Task to complete:
Copy every entry word for word. Skip the pictures.

============================================================

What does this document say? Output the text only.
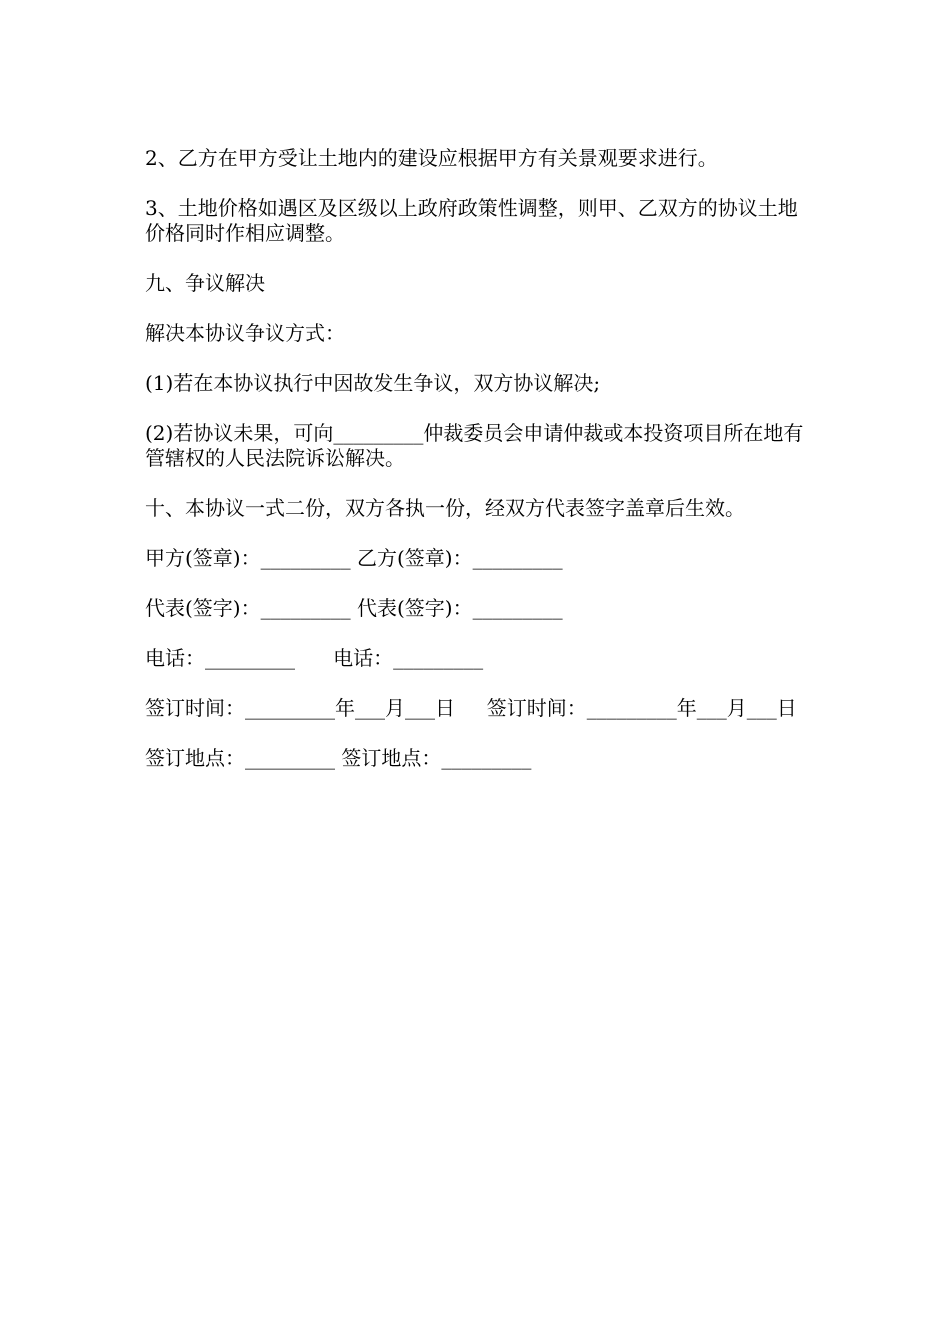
2、乙方在甲方受让土地内的建设应根据甲方有关景观要求进行。

3、土地价格如遇区及区级以上政府政策性调整，则甲、乙双方的协议土地价格同时作相应调整。

九、争议解决

解决本协议争议方式：

(1)若在本协议执行中因故发生争议，双方协议解决;

(2)若协议未果，可向_________仲裁委员会申请仲裁或本投资项目所在地有管辖权的人民法院诉讼解决。

十、本协议一式二份，双方各执一份，经双方代表签字盖章后生效。

甲方(签章)：_________ 乙方(签章)：_________

代表(签字)：_________ 代表(签字)：_________

电话：_________      电话：_________

签订时间：_________年___月___日     签订时间：_________年___月___日

签订地点：_________ 签订地点：_________
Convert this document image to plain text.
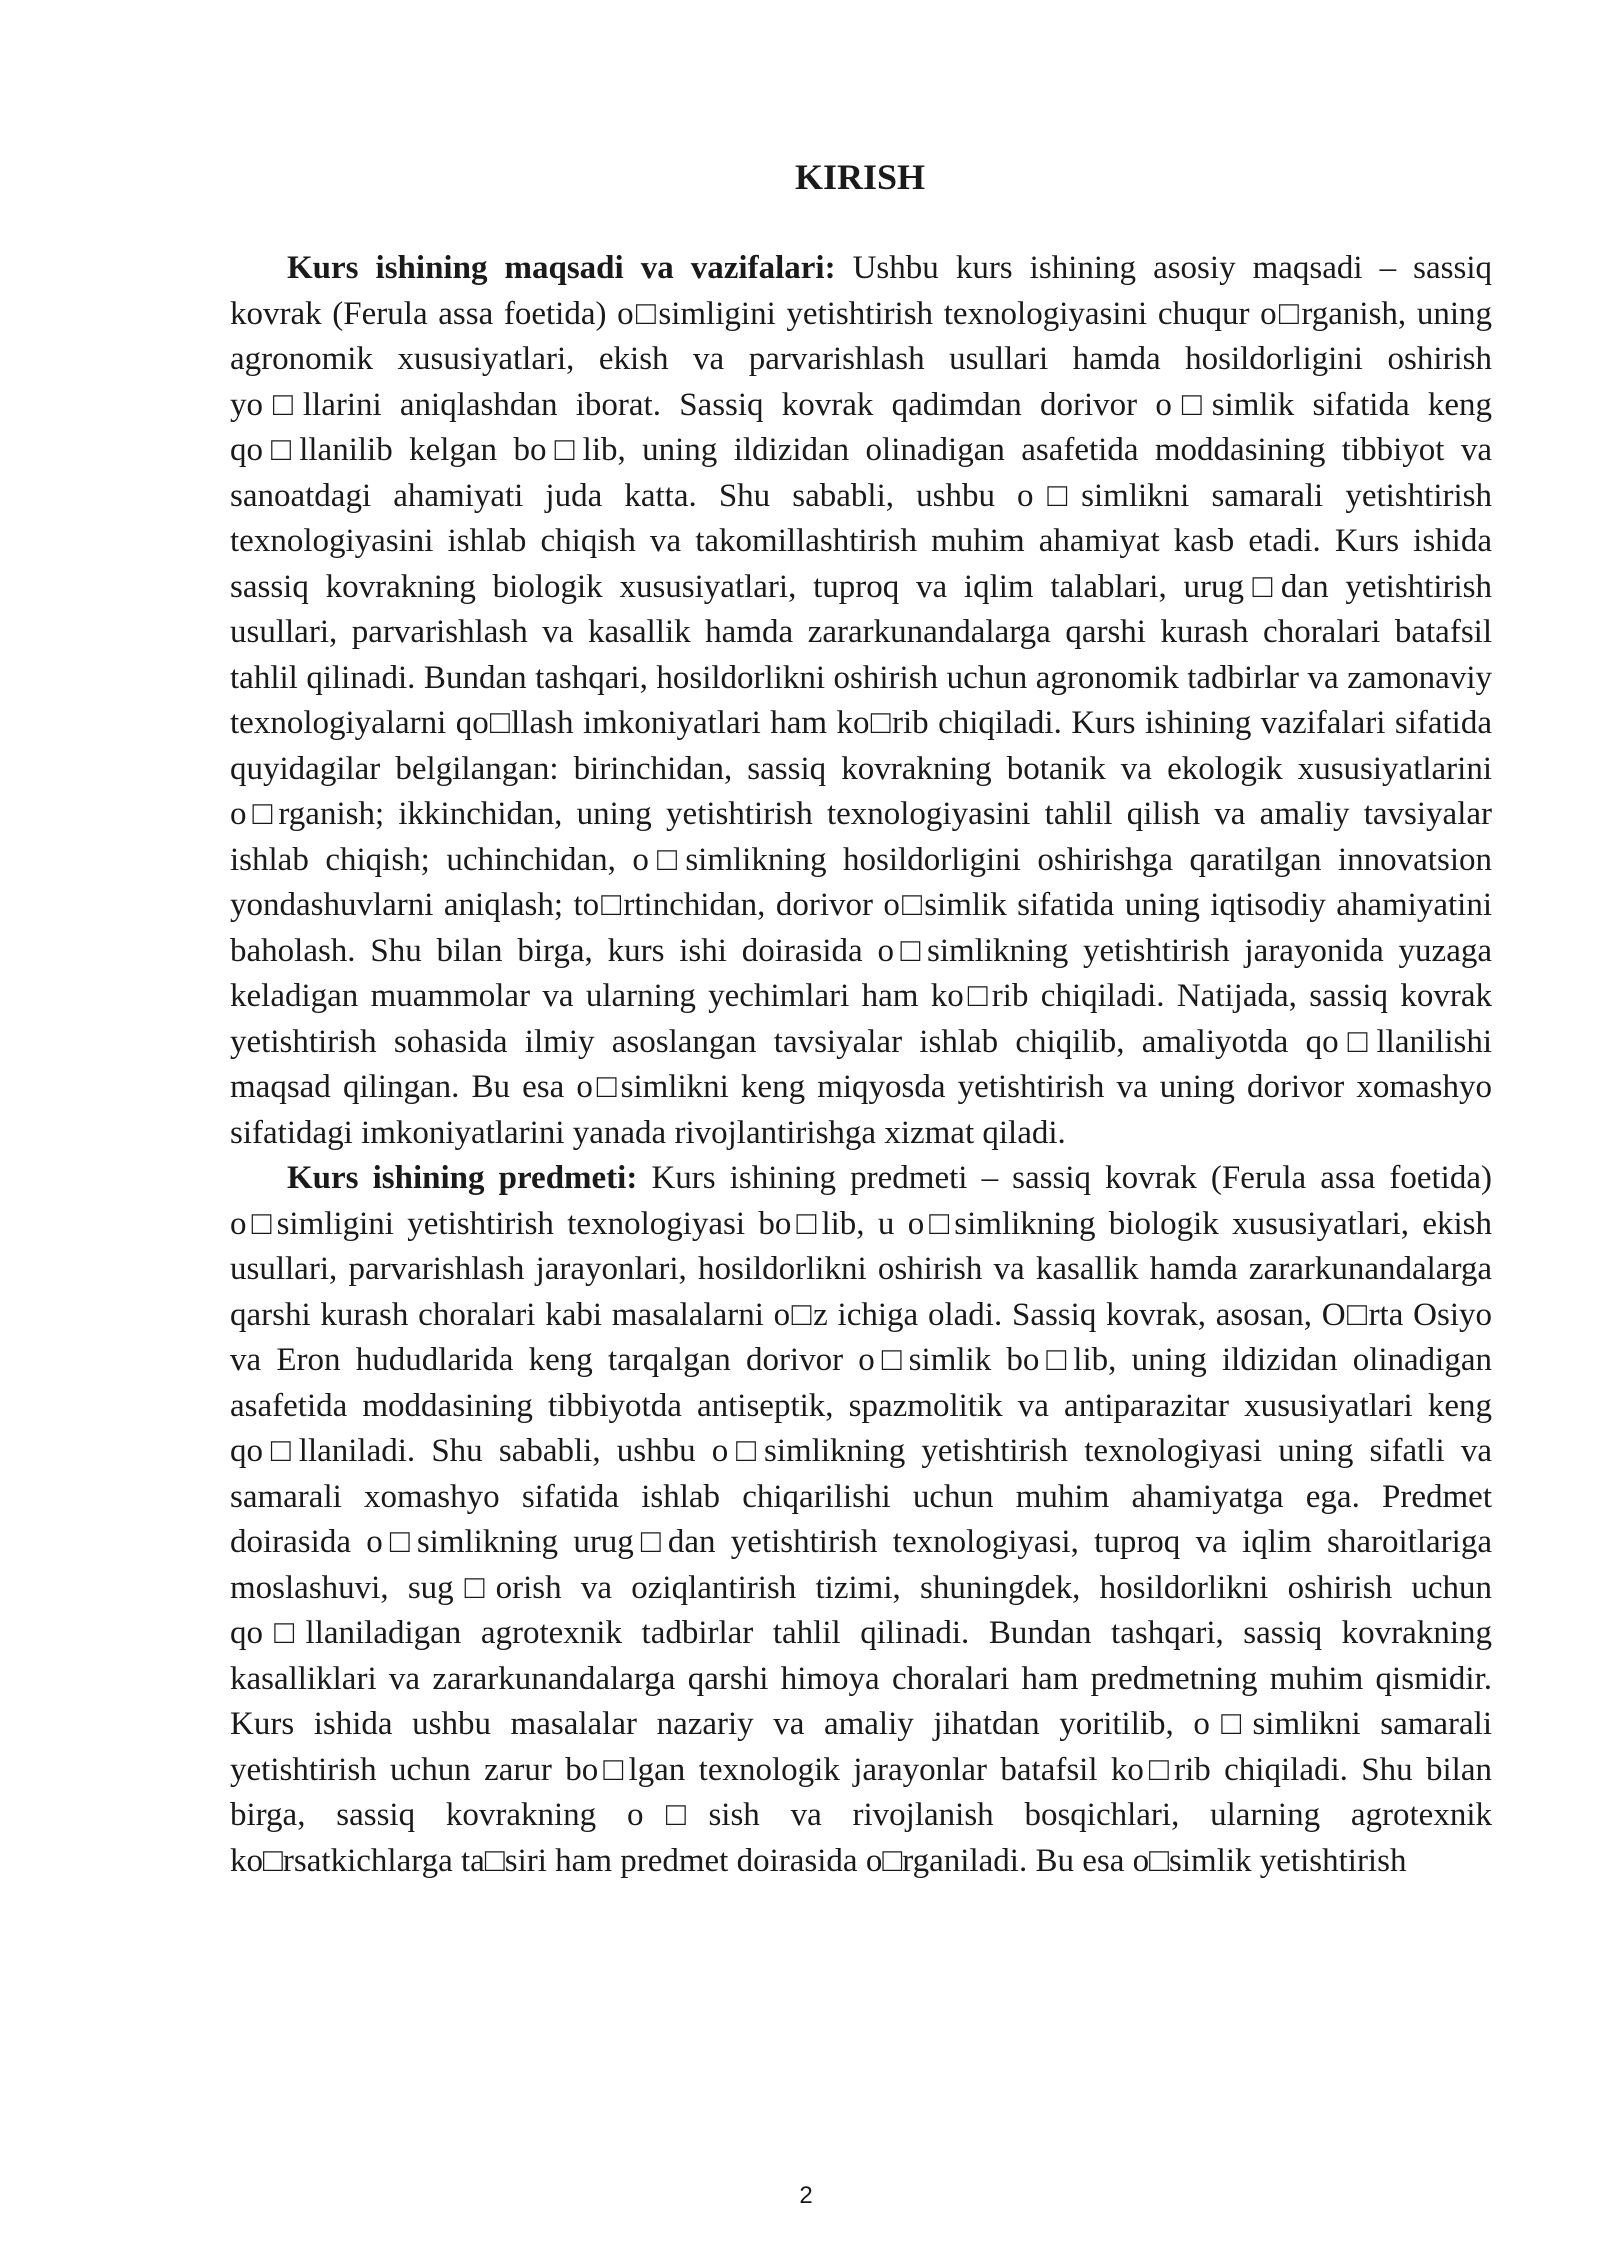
KIRISH

Kurs ishining maqsadi va vazifalari: Ushbu kurs ishining asosiy maqsadi – sassiq kovrak (Ferula assa foetida) o□simligini yetishtirish texnologiyasini chuqur o□rganish, uning agronomik xususiyatlari, ekish va parvarishlash usullari hamda hosildorligini oshirish yo□llarini aniqlashdan iborat. Sassiq kovrak qadimdan dorivor o□simlik sifatida keng qo□llanilib kelgan bo□lib, uning ildizidan olinadigan asafetida moddasining tibbiyot va sanoatdagi ahamiyati juda katta. Shu sababli, ushbu o□simlikni samarali yetishtirish texnologiyasini ishlab chiqish va takomillashtirish muhim ahamiyat kasb etadi. Kurs ishida sassiq kovrakning biologik xususiyatlari, tuproq va iqlim talablari, urug□dan yetishtirish usullari, parvarishlash va kasallik hamda zararkunandalarga qarshi kurash choralari batafsil tahlil qilinadi. Bundan tashqari, hosildorlikni oshirish uchun agronomik tadbirlar va zamonaviy texnologiyalarni qo□llash imkoniyatlari ham ko□rib chiqiladi. Kurs ishining vazifalari sifatida quyidagilar belgilangan: birinchidan, sassiq kovrakning botanik va ekologik xususiyatlarini o□rganish; ikkinchidan, uning yetishtirish texnologiyasini tahlil qilish va amaliy tavsiyalar ishlab chiqish; uchinchidan, o□simlikning hosildorligini oshirishga qaratilgan innovatsion yondashuvlarni aniqlash; to□rtinchidan, dorivor o□simlik sifatida uning iqtisodiy ahamiyatini baholash. Shu bilan birga, kurs ishi doirasida o□simlikning yetishtirish jarayonida yuzaga keladigan muammolar va ularning yechimlari ham ko□rib chiqiladi. Natijada, sassiq kovrak yetishtirish sohasida ilmiy asoslangan tavsiyalar ishlab chiqilib, amaliyotda qo□llanilishi maqsad qilingan. Bu esa o□simlikni keng miqyosda yetishtirish va uning dorivor xomashyo sifatidagi imkoniyatlarini yanada rivojlantirishga xizmat qiladi.

Kurs ishining predmeti: Kurs ishining predmeti – sassiq kovrak (Ferula assa foetida) o□simligini yetishtirish texnologiyasi bo□lib, u o□simlikning biologik xususiyatlari, ekish usullari, parvarishlash jarayonlari, hosildorlikni oshirish va kasallik hamda zararkunandalarga qarshi kurash choralari kabi masalalarni o□z ichiga oladi. Sassiq kovrak, asosan, O□rta Osiyo va Eron hududlarida keng tarqalgan dorivor o□simlik bo□lib, uning ildizidan olinadigan asafetida moddasining tibbiyotda antiseptik, spazmolitik va antiparazitar xususiyatlari keng qo□llaniladi. Shu sababli, ushbu o□simlikning yetishtirish texnologiyasi uning sifatli va samarali xomashyo sifatida ishlab chiqarilishi uchun muhim ahamiyatga ega. Predmet doirasida o□simlikning urug□dan yetishtirish texnologiyasi, tuproq va iqlim sharoitlariga moslashuvi, sug□orish va oziqlantirish tizimi, shuningdek, hosildorlikni oshirish uchun qo□llaniladigan agrotexnik tadbirlar tahlil qilinadi. Bundan tashqari, sassiq kovrakning kasalliklari va zararkunandalarga qarshi himoya choralari ham predmetning muhim qismidir. Kurs ishida ushbu masalalar nazariy va amaliy jihatdan yoritilib, o□simlikni samarali yetishtirish uchun zarur bo□lgan texnologik jarayonlar batafsil ko□rib chiqiladi. Shu bilan birga, sassiq kovrakning o□sish va rivojlanish bosqichlari, ularning agrotexnik ko□rsatkichlarga ta□siri ham predmet doirasida o□rganiladi. Bu esa o□simlik yetishtirish

2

============================================================

Response to the exercise:
What does this document say? Output the text only.
2、乙方在甲方受让土地内的建设应根据甲方有关景观要求进行。

3、土地价格如遇区及区级以上政府政策性调整，则甲、乙双方的协议土地价格同时作相应调整。

九、争议解决

解决本协议争议方式：

(1)若在本协议执行中因故发生争议，双方协议解决;

(2)若协议未果，可向_________仲裁委员会申请仲裁或本投资项目所在地有管辖权的人民法院诉讼解决。

十、本协议一式二份，双方各执一份，经双方代表签字盖章后生效。

甲方(签章)：_________ 乙方(签章)：_________

代表(签字)：_________ 代表(签字)：_________

电话：_________      电话：_________

签订时间：_________年___月___日     签订时间：_________年___月___日

签订地点：_________ 签订地点：_________
Convert this document image to plain text.
KIRISH

Kurs ishining maqsadi va vazifalari: Ushbu kurs ishining asosiy maqsadi – sassiq kovrak (Ferula assa foetida) o□simligini yetishtirish texnologiyasini chuqur o□rganish, uning agronomik xususiyatlari, ekish va parvarishlash usullari hamda hosildorligini oshirish yo□llarini aniqlashdan iborat. Sassiq kovrak qadimdan dorivor o□simlik sifatida keng qo□llanilib kelgan bo□lib, uning ildizidan olinadigan asafetida moddasining tibbiyot va sanoatdagi ahamiyati juda katta. Shu sababli, ushbu o□simlikni samarali yetishtirish texnologiyasini ishlab chiqish va takomillashtirish muhim ahamiyat kasb etadi. Kurs ishida sassiq kovrakning biologik xususiyatlari, tuproq va iqlim talablari, urug□dan yetishtirish usullari, parvarishlash va kasallik hamda zararkunandalarga qarshi kurash choralari batafsil tahlil qilinadi. Bundan tashqari, hosildorlikni oshirish uchun agronomik tadbirlar va zamonaviy texnologiyalarni qo□llash imkoniyatlari ham ko□rib chiqiladi. Kurs ishining vazifalari sifatida quyidagilar belgilangan: birinchidan, sassiq kovrakning botanik va ekologik xususiyatlarini o□rganish; ikkinchidan, uning yetishtirish texnologiyasini tahlil qilish va amaliy tavsiyalar ishlab chiqish; uchinchidan, o□simlikning hosildorligini oshirishga qaratilgan innovatsion yondashuvlarni aniqlash; to□rtinchidan, dorivor o□simlik sifatida uning iqtisodiy ahamiyatini baholash. Shu bilan birga, kurs ishi doirasida o□simlikning yetishtirish jarayonida yuzaga keladigan muammolar va ularning yechimlari ham ko□rib chiqiladi. Natijada, sassiq kovrak yetishtirish sohasida ilmiy asoslangan tavsiyalar ishlab chiqilib, amaliyotda qo□llanilishi maqsad qilingan. Bu esa o□simlikni keng miqyosda yetishtirish va uning dorivor xomashyo sifatidagi imkoniyatlarini yanada rivojlantirishga xizmat qiladi.

Kurs ishining predmeti: Kurs ishining predmeti – sassiq kovrak (Ferula assa foetida) o□simligini yetishtirish texnologiyasi bo□lib, u o□simlikning biologik xususiyatlari, ekish usullari, parvarishlash jarayonlari, hosildorlikni oshirish va kasallik hamda zararkunandalarga qarshi kurash choralari kabi masalalarni o□z ichiga oladi. Sassiq kovrak, asosan, O□rta Osiyo va Eron hududlarida keng tarqalgan dorivor o□simlik bo□lib, uning ildizidan olinadigan asafetida moddasining tibbiyotda antiseptik, spazmolitik va antiparazitar xususiyatlari keng qo□llaniladi. Shu sababli, ushbu o□simlikning yetishtirish texnologiyasi uning sifatli va samarali xomashyo sifatida ishlab chiqarilishi uchun muhim ahamiyatga ega. Predmet doirasida o□simlikning urug□dan yetishtirish texnologiyasi, tuproq va iqlim sharoitlariga moslashuvi, sug□orish va oziqlantirish tizimi, shuningdek, hosildorlikni oshirish uchun qo□llaniladigan agrotexnik tadbirlar tahlil qilinadi. Bundan tashqari, sassiq kovrakning kasalliklari va zararkunandalarga qarshi himoya choralari ham predmetning muhim qismidir. Kurs ishida ushbu masalalar nazariy va amaliy jihatdan yoritilib, o□simlikni samarali yetishtirish uchun zarur bo□lgan texnologik jarayonlar batafsil ko□rib chiqiladi. Shu bilan birga, sassiq kovrakning o□sish va rivojlanish bosqichlari, ularning agrotexnik ko□rsatkichlarga ta□siri ham predmet doirasida o□rganiladi. Bu esa o□simlik yetishtirish

2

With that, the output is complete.